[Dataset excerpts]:
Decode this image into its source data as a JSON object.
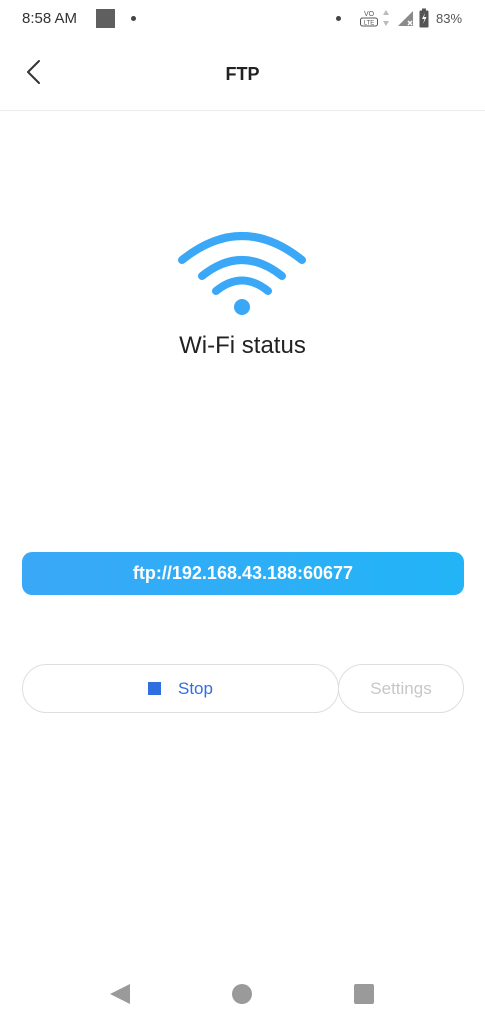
{
  "status_bar": {
    "time": "8:58 AM",
    "volte_label": "VO LTE",
    "battery_percent": "83%",
    "icons": [
      "notification-square-icon",
      "dot-icon",
      "volte-icon",
      "data-arrows-icon",
      "signal-icon",
      "battery-icon"
    ]
  },
  "header": {
    "title": "FTP",
    "back_icon": "chevron-left-icon"
  },
  "wifi": {
    "icon": "wifi-icon",
    "label": "Wi-Fi status",
    "color": "#3aa8f7"
  },
  "ftp": {
    "address": "ftp://192.168.43.188:60677"
  },
  "actions": {
    "stop_label": "Stop",
    "stop_icon": "stop-square-icon",
    "settings_label": "Settings",
    "accent_color": "#2f6fe0"
  },
  "nav_bar": {
    "icons": [
      "nav-back-icon",
      "nav-home-icon",
      "nav-recents-icon"
    ]
  }
}
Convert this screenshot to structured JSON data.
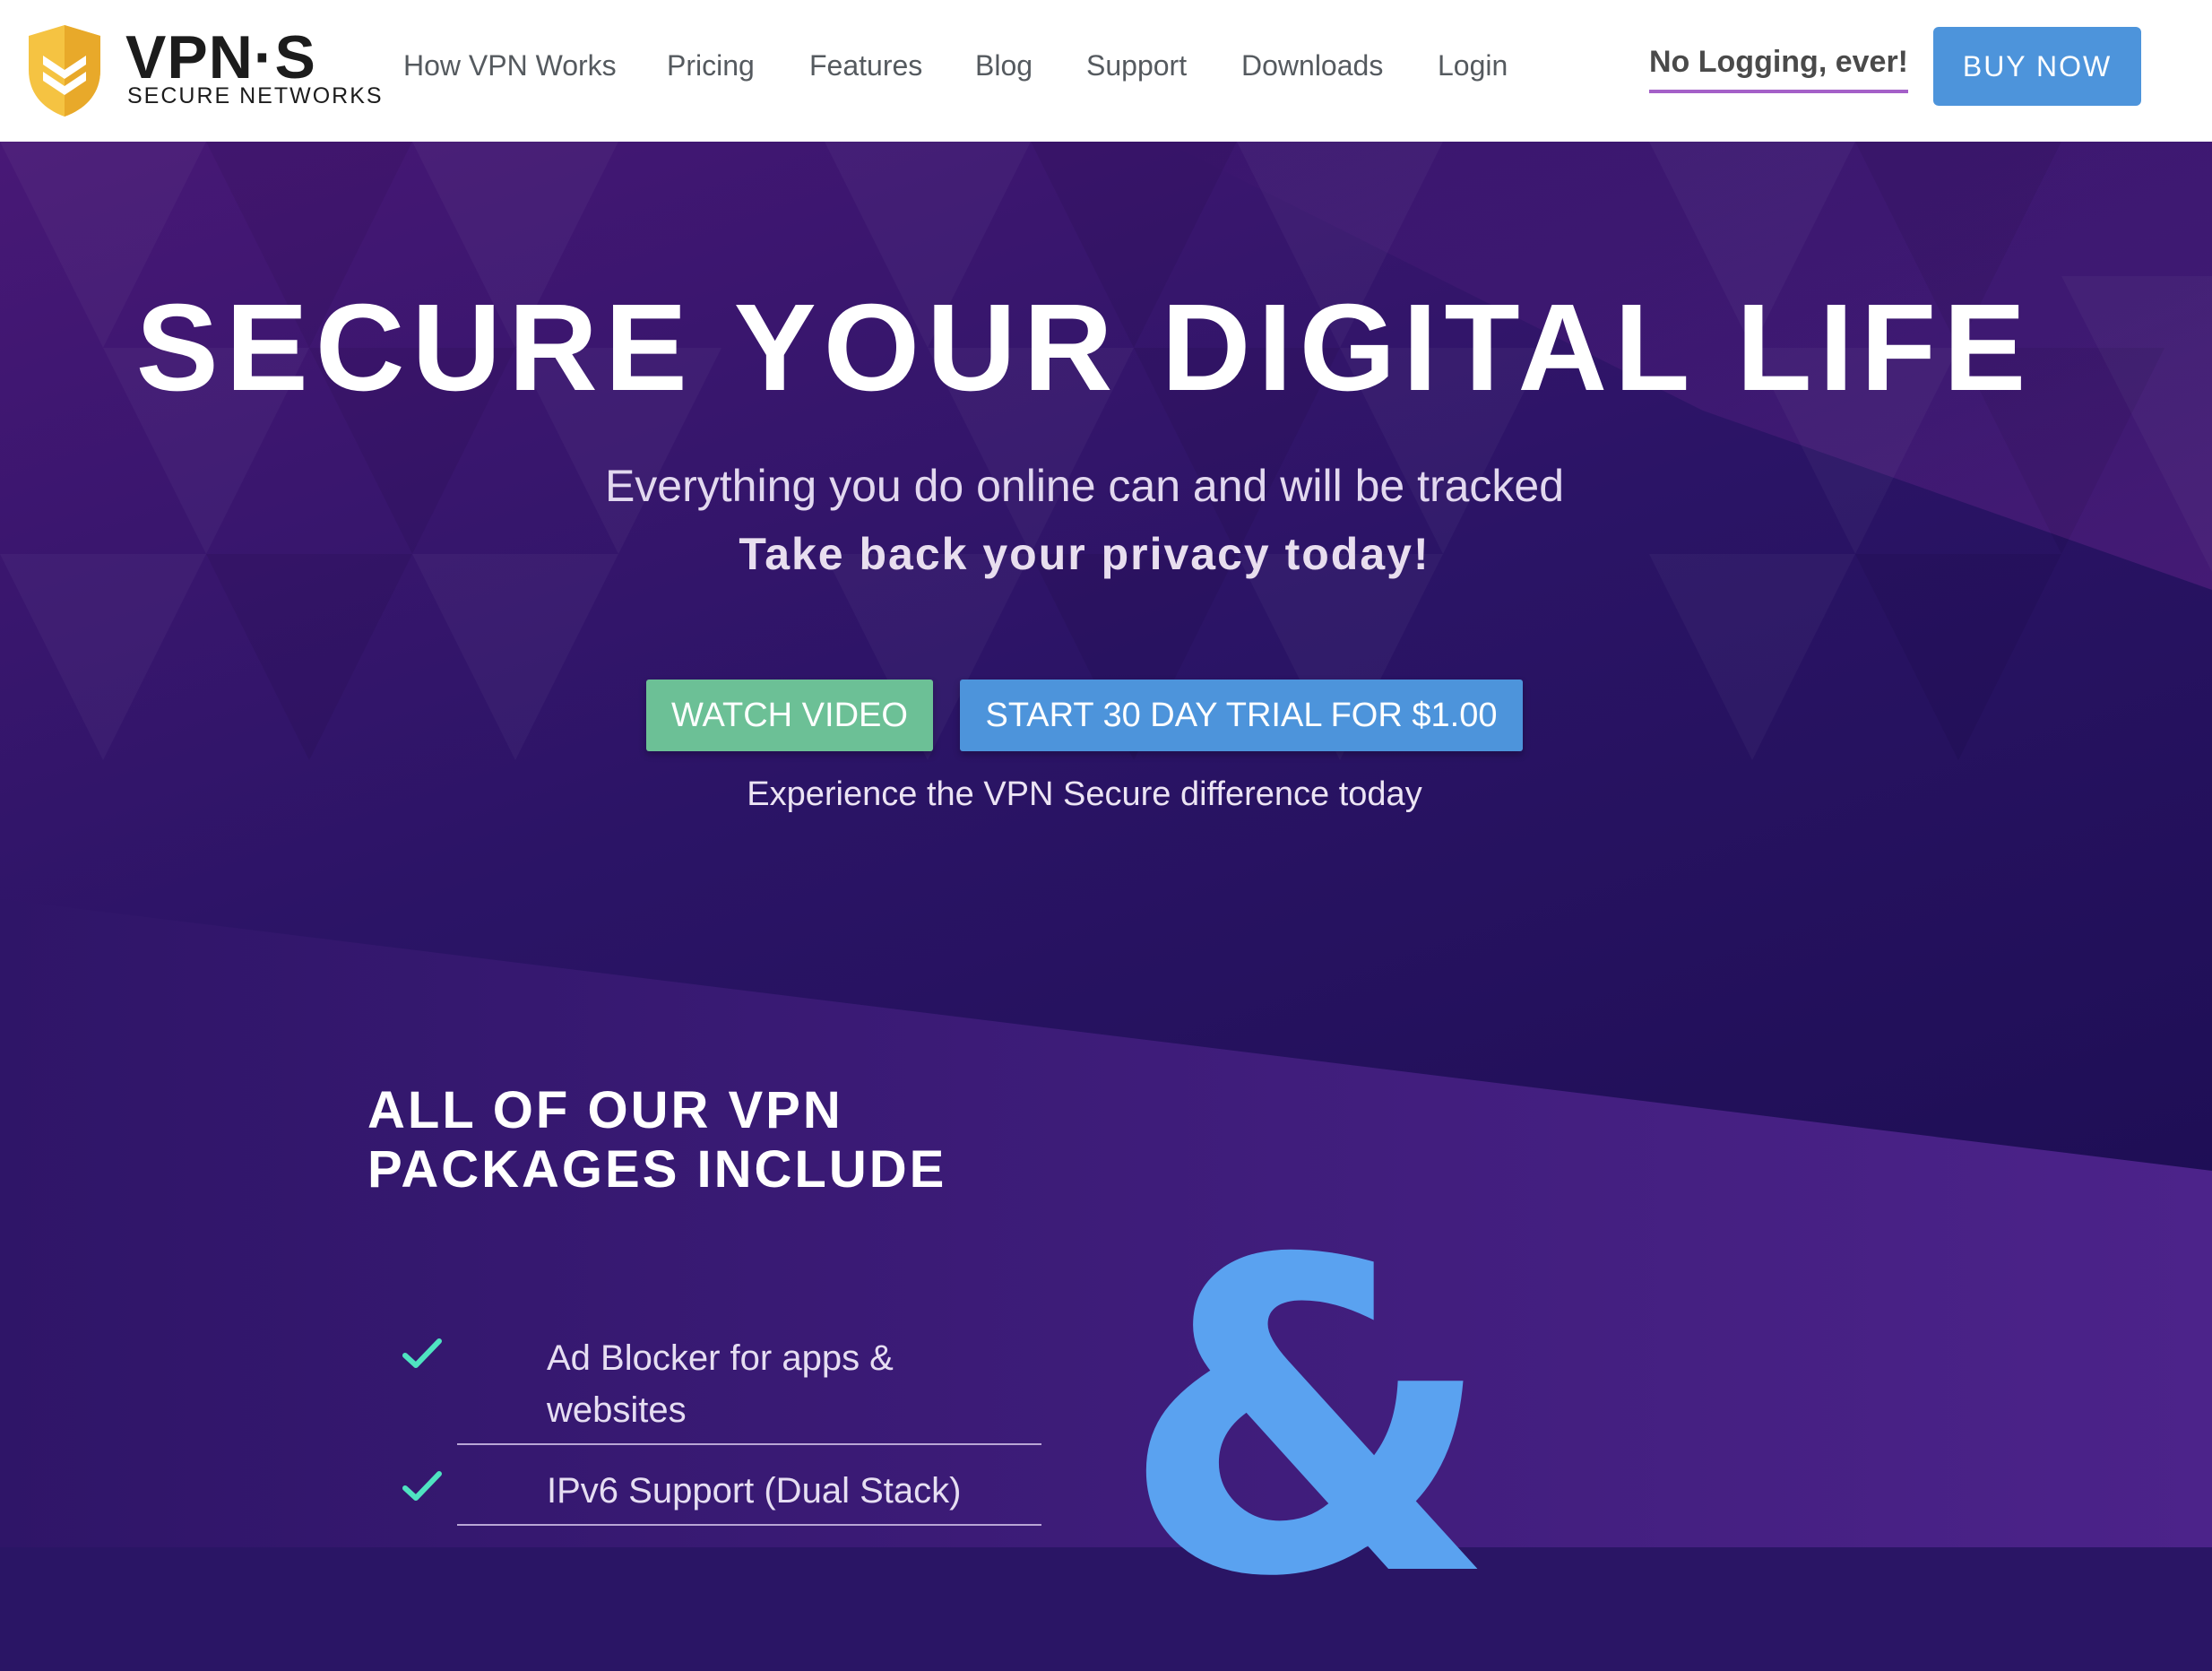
{
  "brand": {
    "name": "VPN·S",
    "tagline": "SECURE NETWORKS",
    "shield_color": "#f5c342",
    "logo_icon": "shield-chevron-icon"
  },
  "nav": {
    "items": [
      {
        "label": "How VPN Works"
      },
      {
        "label": "Pricing"
      },
      {
        "label": "Features"
      },
      {
        "label": "Blog"
      },
      {
        "label": "Support"
      },
      {
        "label": "Downloads"
      },
      {
        "label": "Login"
      }
    ],
    "no_logging": "No Logging, ever!",
    "buy_now": "BUY NOW"
  },
  "hero": {
    "title": "SECURE YOUR DIGITAL LIFE",
    "subtitle": "Everything you do online can and will be tracked",
    "subtitle_bold": "Take back your privacy today!",
    "watch_video": "WATCH VIDEO",
    "trial": "START 30 DAY TRIAL FOR $1.00",
    "note": "Experience the VPN Secure difference today"
  },
  "packages": {
    "title_line1": "ALL OF OUR VPN",
    "title_line2": "PACKAGES INCLUDE",
    "features": [
      {
        "label": "Ad Blocker for apps & websites",
        "icon": "checkmark-icon"
      },
      {
        "label": "IPv6 Support (Dual Stack)",
        "icon": "checkmark-icon"
      }
    ],
    "ampersand": "&"
  },
  "colors": {
    "primary_blue": "#4d94db",
    "video_green": "#6cc096",
    "check_teal": "#4fe3c1",
    "hero_purple": "#3d1a72",
    "underline_purple": "#a460c8"
  }
}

[DIRECTIVE]:
Select every line of the material above holding the word "today" and copy it.

[RESPONSE BELOW]:
    "subtitle_bold": "Take back your privacy today!",
    "note": "Experience the VPN Secure difference today"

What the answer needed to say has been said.